--- SHORT PROBLEM ---
Leave out the pictures, then reproduce the rest of the material exactly.

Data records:
####
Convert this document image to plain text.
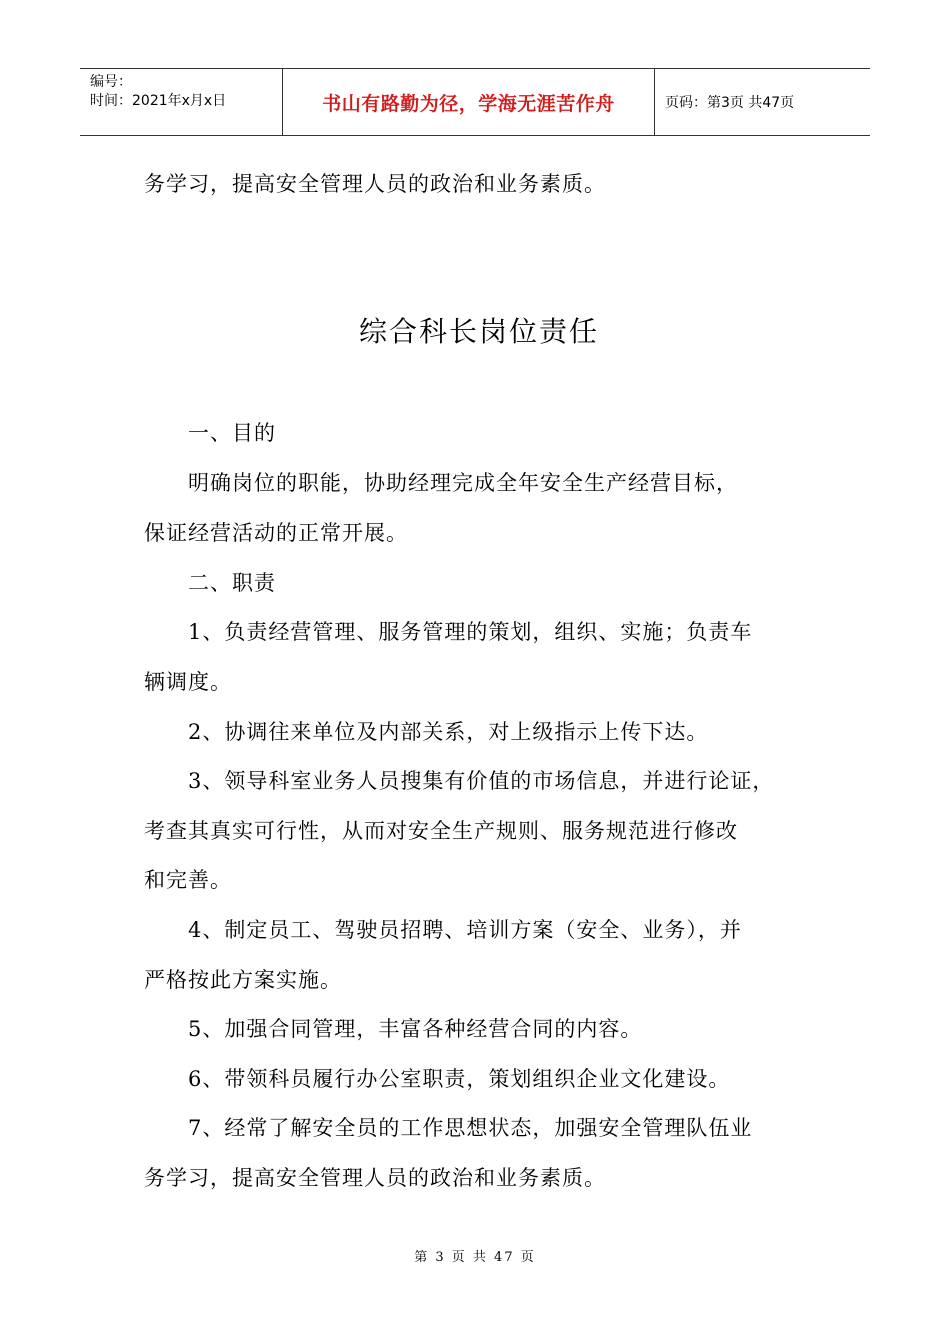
编号：
时间：2021年x月x日	书山有路勤为径，学海无涯苦作舟	页码：第3页 共47页
务学习，提高安全管理人员的政治和业务素质。
综合科长岗位责任
一、目的
明确岗位的职能，协助经理完成全年安全生产经营目标，
保证经营活动的正常开展。
二、职责
1、负责经营管理、服务管理的策划，组织、实施；负责车
辆调度。
2、协调往来单位及内部关系，对上级指示上传下达。
3、领导科室业务人员搜集有价值的市场信息，并进行论证，
考查其真实可行性，从而对安全生产规则、服务规范进行修改
和完善。
4、制定员工、驾驶员招聘、培训方案（安全、业务），并
严格按此方案实施。
5、加强合同管理，丰富各种经营合同的内容。
6、带领科员履行办公室职责，策划组织企业文化建设。
7、经常了解安全员的工作思想状态，加强安全管理队伍业
务学习，提高安全管理人员的政治和业务素质。
第 3 页 共 47 页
####
--- ANSWER IN FULL ---
Convert this document image to plain text.
编号：
时间：2021年x月x日	书山有路勤为径，学海无涯苦作舟	页码：第3页 共47页
务学习，提高安全管理人员的政治和业务素质。
综合科长岗位责任
一、目的
明确岗位的职能，协助经理完成全年安全生产经营目标，
保证经营活动的正常开展。
二、职责
1、负责经营管理、服务管理的策划，组织、实施；负责车
辆调度。
2、协调往来单位及内部关系，对上级指示上传下达。
3、领导科室业务人员搜集有价值的市场信息，并进行论证，
考查其真实可行性，从而对安全生产规则、服务规范进行修改
和完善。
4、制定员工、驾驶员招聘、培训方案（安全、业务），并
严格按此方案实施。
5、加强合同管理，丰富各种经营合同的内容。
6、带领科员履行办公室职责，策划组织企业文化建设。
7、经常了解安全员的工作思想状态，加强安全管理队伍业
务学习，提高安全管理人员的政治和业务素质。
第 3 页 共 47 页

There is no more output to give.